Start

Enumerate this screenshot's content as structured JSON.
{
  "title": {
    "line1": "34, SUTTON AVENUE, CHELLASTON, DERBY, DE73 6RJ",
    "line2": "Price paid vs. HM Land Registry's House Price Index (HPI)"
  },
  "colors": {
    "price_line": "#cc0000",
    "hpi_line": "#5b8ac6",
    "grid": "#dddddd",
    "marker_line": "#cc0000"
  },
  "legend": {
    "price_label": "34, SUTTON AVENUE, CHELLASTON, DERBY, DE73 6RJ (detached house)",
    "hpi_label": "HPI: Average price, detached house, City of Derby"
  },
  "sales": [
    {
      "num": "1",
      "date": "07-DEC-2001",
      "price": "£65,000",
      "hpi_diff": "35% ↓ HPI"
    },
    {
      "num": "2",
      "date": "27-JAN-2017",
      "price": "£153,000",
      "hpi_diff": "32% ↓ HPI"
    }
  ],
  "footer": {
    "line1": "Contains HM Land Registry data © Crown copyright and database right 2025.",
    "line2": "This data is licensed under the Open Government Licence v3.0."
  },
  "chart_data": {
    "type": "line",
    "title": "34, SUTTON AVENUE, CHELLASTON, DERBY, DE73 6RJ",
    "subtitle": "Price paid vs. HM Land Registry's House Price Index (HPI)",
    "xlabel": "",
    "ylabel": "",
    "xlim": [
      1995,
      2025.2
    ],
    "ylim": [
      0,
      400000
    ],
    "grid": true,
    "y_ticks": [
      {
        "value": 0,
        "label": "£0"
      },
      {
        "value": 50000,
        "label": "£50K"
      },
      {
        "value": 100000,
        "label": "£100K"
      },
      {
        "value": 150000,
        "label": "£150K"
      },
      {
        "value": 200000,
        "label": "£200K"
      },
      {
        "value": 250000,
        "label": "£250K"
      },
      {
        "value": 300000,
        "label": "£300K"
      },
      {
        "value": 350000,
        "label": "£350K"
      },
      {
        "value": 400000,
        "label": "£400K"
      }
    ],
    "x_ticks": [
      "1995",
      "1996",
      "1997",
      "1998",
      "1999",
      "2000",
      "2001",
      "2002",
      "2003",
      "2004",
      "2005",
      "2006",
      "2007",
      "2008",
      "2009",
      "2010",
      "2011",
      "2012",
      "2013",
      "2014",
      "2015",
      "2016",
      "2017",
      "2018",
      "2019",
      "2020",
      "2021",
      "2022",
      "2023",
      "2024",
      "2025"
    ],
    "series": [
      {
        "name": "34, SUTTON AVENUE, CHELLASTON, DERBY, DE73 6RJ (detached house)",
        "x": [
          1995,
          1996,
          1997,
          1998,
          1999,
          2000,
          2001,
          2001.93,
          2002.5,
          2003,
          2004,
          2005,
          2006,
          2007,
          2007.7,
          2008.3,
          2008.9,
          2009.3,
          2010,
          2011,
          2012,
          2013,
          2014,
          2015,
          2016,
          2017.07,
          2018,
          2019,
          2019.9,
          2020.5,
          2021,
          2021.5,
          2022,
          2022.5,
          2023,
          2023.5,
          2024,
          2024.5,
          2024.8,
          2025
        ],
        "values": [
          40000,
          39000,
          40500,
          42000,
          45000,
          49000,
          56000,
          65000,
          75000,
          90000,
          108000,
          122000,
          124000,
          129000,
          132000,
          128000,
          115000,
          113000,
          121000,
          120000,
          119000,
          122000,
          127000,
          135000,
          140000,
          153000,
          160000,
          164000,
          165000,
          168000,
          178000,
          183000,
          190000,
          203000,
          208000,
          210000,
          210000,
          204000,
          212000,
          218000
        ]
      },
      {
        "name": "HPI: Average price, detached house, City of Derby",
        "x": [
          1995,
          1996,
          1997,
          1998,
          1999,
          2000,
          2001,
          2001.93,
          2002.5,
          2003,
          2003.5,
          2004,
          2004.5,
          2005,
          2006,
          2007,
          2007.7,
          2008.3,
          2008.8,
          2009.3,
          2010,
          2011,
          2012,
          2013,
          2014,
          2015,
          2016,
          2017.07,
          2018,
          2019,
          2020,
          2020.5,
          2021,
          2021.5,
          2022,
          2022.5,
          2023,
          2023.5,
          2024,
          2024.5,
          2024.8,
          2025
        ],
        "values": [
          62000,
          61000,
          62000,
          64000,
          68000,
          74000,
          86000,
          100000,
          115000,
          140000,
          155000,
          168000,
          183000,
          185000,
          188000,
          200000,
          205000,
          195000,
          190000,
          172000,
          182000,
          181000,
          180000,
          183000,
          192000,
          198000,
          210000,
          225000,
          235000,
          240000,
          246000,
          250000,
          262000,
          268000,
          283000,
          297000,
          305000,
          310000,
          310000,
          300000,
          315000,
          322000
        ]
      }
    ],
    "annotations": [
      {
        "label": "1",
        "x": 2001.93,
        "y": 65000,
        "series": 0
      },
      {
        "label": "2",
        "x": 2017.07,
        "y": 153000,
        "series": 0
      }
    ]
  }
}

End

Check each line of the entries above, and show every one holding the word "name".

# [Final answer]
        "name": "34, SUTTON AVENUE, CHELLASTON, DERBY, DE73 6RJ (detached house)",
        "name": "HPI: Average price, detached house, City of Derby",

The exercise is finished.